Language of document : ECLI:EU:F:2013:129

JUDGMENT OF THE EUROPEAN UNION CIVIL SERVICE TRIBUNAL

(Second Chamber)

16 September 2013

Joined Cases F‑20/12 and F‑43/12

Barbara Wurster

v

European Institute for Gender Equality (EIGE)

(Civil service — Staff of the EIGE — Temporary staff — Procedure for assessing the management capabilities of staff of the EIGE recently appointed to a middle management post — Reassignment to a non-management post — Right to be heard — Scope of the law — Finding made by the Tribunal of its own motion — Substitution of grounds made by the Tribunal of its own motion)

Applications:      brought by Ms Wurster under Article 270 TFUE, the first filed as Case F‑20/12, and the second as Case F‑43/12, seeking, in essence, firstly, an order setting aside the decision of the Director of the European Institute for Gender Equality (‘EIGE’ or the ‘Institute’) of 8 September 2011, reassigning Ms Wurster, with effect from 1 October 2011, to the position of Team Leader of the Resource and Documentation Centre, secondly, annulment of the decision of the director of the EIGE (‘the Director’) of 12 January 2012, not to pay her the management allowance for the period from 1 June 2010 to 30 September 2011, and thirdly, payment of the management allowance for the period from 1 June 2010 to 30 September 2011, together with interest at 2 percentage points over the refinancing rate set by the European Central Bank.

Held:      The Director’s decision of 8 September 2012 to reassign Ms Wurster to the post of Team Leader of the Resource and Documentation Centre is annulled The appeals are dismissed as to the remainder. The EIGE is to bear its own costs and is ordered to pay those incurred by Ms Wurster.

Summary

1.      Actions brought by officials — Interest in bringing proceedings — Assessed as at the time the action is brought — Action retaining its purpose notwithstanding that the applicant had resigned after bringing it — Continuation of interest in bringing proceedings

(Staff Regulations, Arts 90 and 91)

Layout records:
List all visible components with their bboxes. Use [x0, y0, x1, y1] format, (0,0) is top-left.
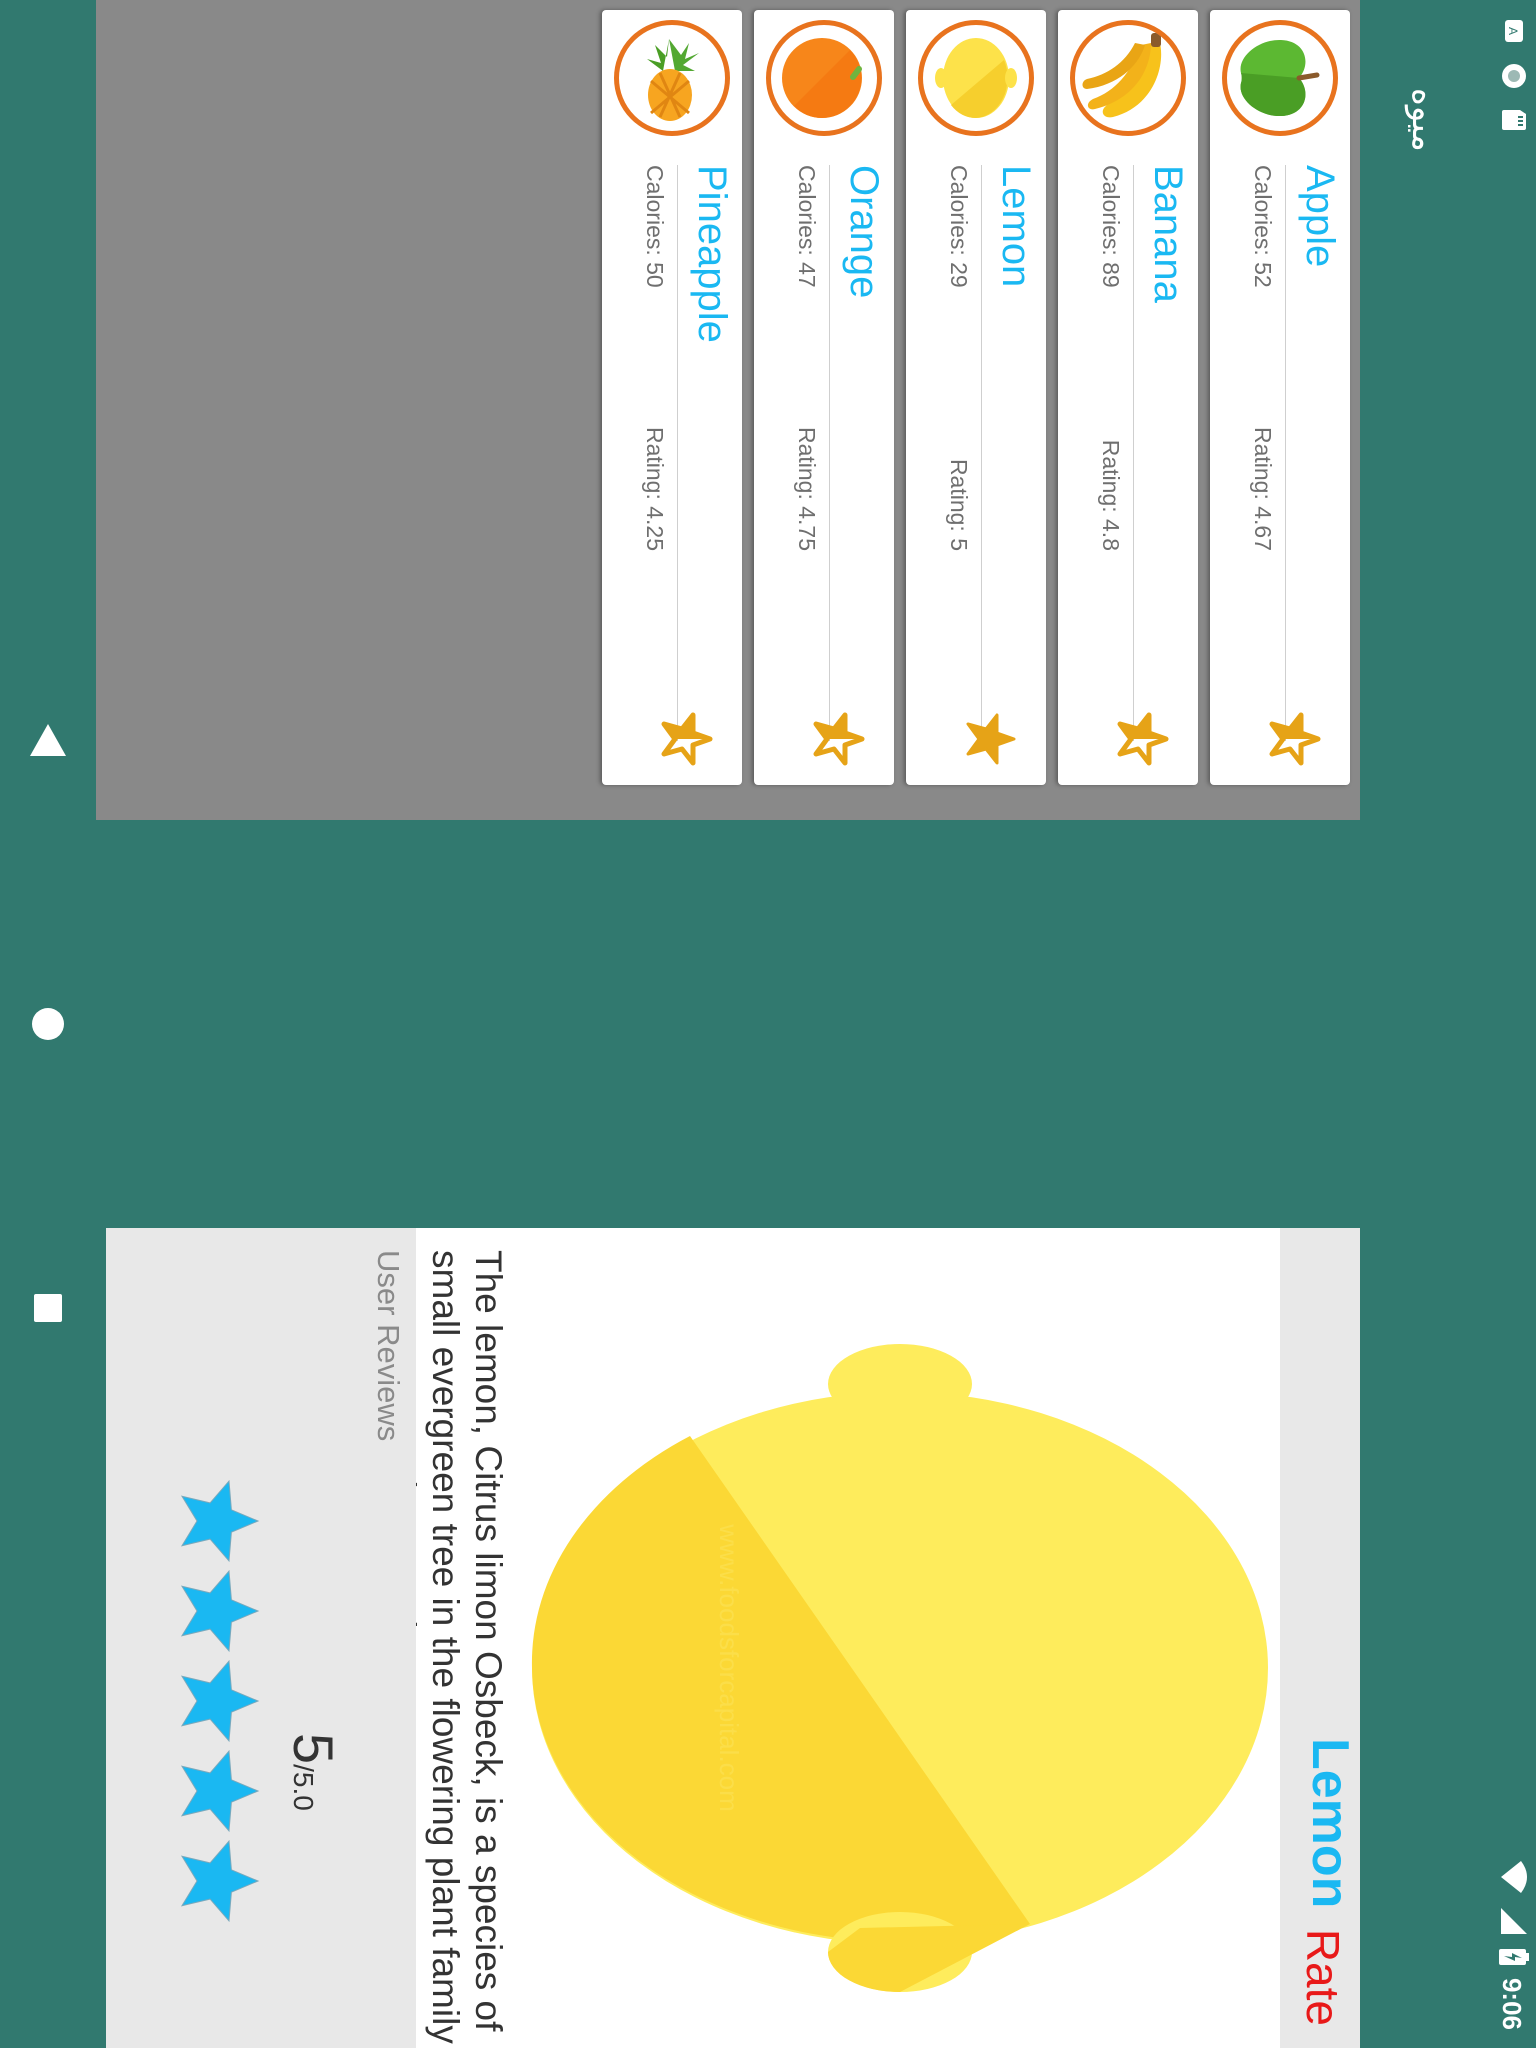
recents-icon[interactable] — [24, 1284, 72, 1332]
fruit-rating: Rating: 5 — [946, 458, 972, 551]
apple-avatar — [1222, 20, 1338, 136]
rate-button[interactable]: Rate — [1296, 1929, 1350, 2026]
detail-pane: Lemon www.foodsforcapital.com The lemon,… — [96, 1228, 1360, 2048]
fruit-list: Apple Calories: 52 Rating: 4.67 Banana C… — [96, 0, 1360, 820]
pineapple-icon — [647, 39, 699, 121]
status-bar: A 9:06 — [1488, 0, 1536, 2048]
score-max: /5.0 — [288, 1764, 319, 1811]
fruit-calories: Calories: 29 — [946, 165, 972, 288]
rating-star-icon — [180, 1659, 260, 1743]
fruit-calories: Calories: 52 — [1250, 165, 1276, 288]
divider — [981, 165, 982, 741]
banana-icon — [1082, 33, 1162, 118]
half-star-icon — [813, 712, 865, 766]
divider — [1285, 165, 1286, 741]
fruit-calories: Calories: 47 — [794, 165, 820, 288]
star-icon — [966, 713, 1016, 765]
rating-star-icon — [180, 1479, 260, 1563]
fruit-name: Orange — [842, 165, 886, 299]
score-value: 5 — [282, 1733, 345, 1765]
list-item-apple[interactable]: Apple Calories: 52 Rating: 4.67 — [1210, 10, 1350, 785]
half-star-icon — [1117, 712, 1169, 766]
orange-icon — [782, 38, 862, 118]
rate-button-area: Rate — [1280, 1836, 1360, 2048]
half-star-icon — [1269, 712, 1321, 766]
fruit-name: Pineapple — [690, 165, 734, 343]
sd-card-icon — [1496, 108, 1529, 132]
fruit-name: Apple — [1298, 165, 1342, 268]
sync-icon — [1496, 62, 1529, 90]
fruit-name: Banana — [1146, 165, 1190, 303]
fruit-rating: Rating: 4.75 — [794, 426, 820, 551]
rating-stars — [180, 1479, 260, 1923]
home-icon[interactable] — [24, 1000, 72, 1048]
signal-icon — [1495, 1906, 1530, 1936]
detail-body: www.foodsforcapital.com The lemon, Citru… — [382, 1228, 1280, 2048]
list-item-lemon[interactable]: Lemon Calories: 29 Rating: 5 — [906, 10, 1046, 785]
fruit-calories: Calories: 50 — [642, 165, 668, 288]
keyboard-icon: A — [1497, 18, 1528, 44]
watermark: www.foodsforcapital.com — [714, 1523, 744, 1812]
lemon-icon — [935, 38, 1017, 119]
battery-charging-icon — [1495, 1948, 1530, 1966]
list-item-pineapple[interactable]: Pineapple Calories: 50 Rating: 4.25 — [602, 10, 742, 785]
lemon-avatar — [918, 20, 1034, 136]
rating-star-icon — [180, 1749, 260, 1833]
divider — [677, 165, 678, 741]
fruit-rating: Rating: 4.25 — [642, 426, 668, 551]
app-title: میوه — [1405, 88, 1443, 152]
navigation-bar — [0, 0, 96, 2048]
app-bar: میوه — [1360, 0, 1488, 2048]
rating-star-icon — [180, 1839, 260, 1923]
list-item-banana[interactable]: Banana Calories: 89 Rating: 4.8 — [1058, 10, 1198, 785]
score-display: 5/5.0 — [281, 1733, 346, 1811]
banana-avatar — [1070, 20, 1186, 136]
lemon-icon: www.foodsforcapital.com — [531, 1344, 1268, 1992]
apple-icon — [1240, 39, 1320, 117]
fruit-rating: Rating: 4.8 — [1098, 439, 1124, 551]
fruit-name: Lemon — [994, 165, 1038, 288]
orange-avatar — [766, 20, 882, 136]
divider — [1133, 165, 1134, 741]
list-item-orange[interactable]: Orange Calories: 47 Rating: 4.75 — [754, 10, 894, 785]
rating-star-icon — [180, 1569, 260, 1653]
status-time: 9:06 — [1497, 1977, 1528, 2030]
back-icon[interactable] — [24, 716, 72, 764]
user-reviews-section: User Reviews 5/5.0 — [106, 1228, 416, 2048]
half-star-icon — [661, 712, 713, 766]
pineapple-avatar — [614, 20, 730, 136]
svg-text:A: A — [1507, 27, 1521, 35]
fruit-rating: Rating: 4.67 — [1250, 426, 1276, 551]
divider — [829, 165, 830, 741]
wifi-icon — [1495, 1860, 1530, 1894]
reviews-label: User Reviews — [371, 1250, 406, 1442]
fruit-calories: Calories: 89 — [1098, 165, 1124, 288]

- **Written request 1**: Please translate this sentence from the civil service judgment into French: "The EIGE is to bear its own costs and is ordered to pay those incurred by Ms Wurster."
- **Written request 2**: Continue the civil service judgment from its final line.

- **Answer 1**: L'EIGE supporte ses propres dépens et est condamné à supporter ceux exposés par Mme Wurster.

- **Answer 2**:
2.      Actions brought by officials — Unlimited jurisdiction — Recognition of right to an allowance

(Staff Regulations, Art. 91(1))

3.      Officials — Members of the temporary staff — Reports procedure — Assessment report on management capabilities — Drawing up — Right to be heard — Scope

(Conditions of Employment of Other Servants, Art. 14)

4.      EU law — Principles — Force majeure — Meaning — Summer holidays — Not included

5.      Actions brought by officials — Plea based on misapprehension of the scope of the law — Finding made by the Tribunal of its own motion

6.      Acts of the institutions — Temporal application — Retrospective effect of a substantive rule — Conditions

7.      Actions brought by officials — Interest in bringing proceedings — Plea based on infringement of essential procedural requirements — Linked jurisdiction of the administration — Invalid plea in law

(Staff Regulations, Art. 91)

1.      The conditions for the admissibility of an action, in particular whether there is a legal interest in bringing proceedings and whether Articles 90 and 91 of the Staff Regulations have been complied with, relate to the question whether there is an absolute bar to proceedings, which must be verified by the court of its own motion. The applicant’s interest in bringing proceedings is to be assessed as at the time when the action is brought, not at the time of the judgment.

The fact that a member of the temporary staff has resigned after bringing an action may undoubtedly raise an issue as to whether the action has become devoid of purpose, but where an action does become devoid of purpose this does not, of itself, require the Courts of the European Union to declare that there is no need to adjudicate for lack of purpose. Indeed, even where there is no need to adjudicate on the substantive issues, the Courts must rule on costs, which will depend, in particular, on whether the action was justified at the time it was brought.

(see paras 55-57)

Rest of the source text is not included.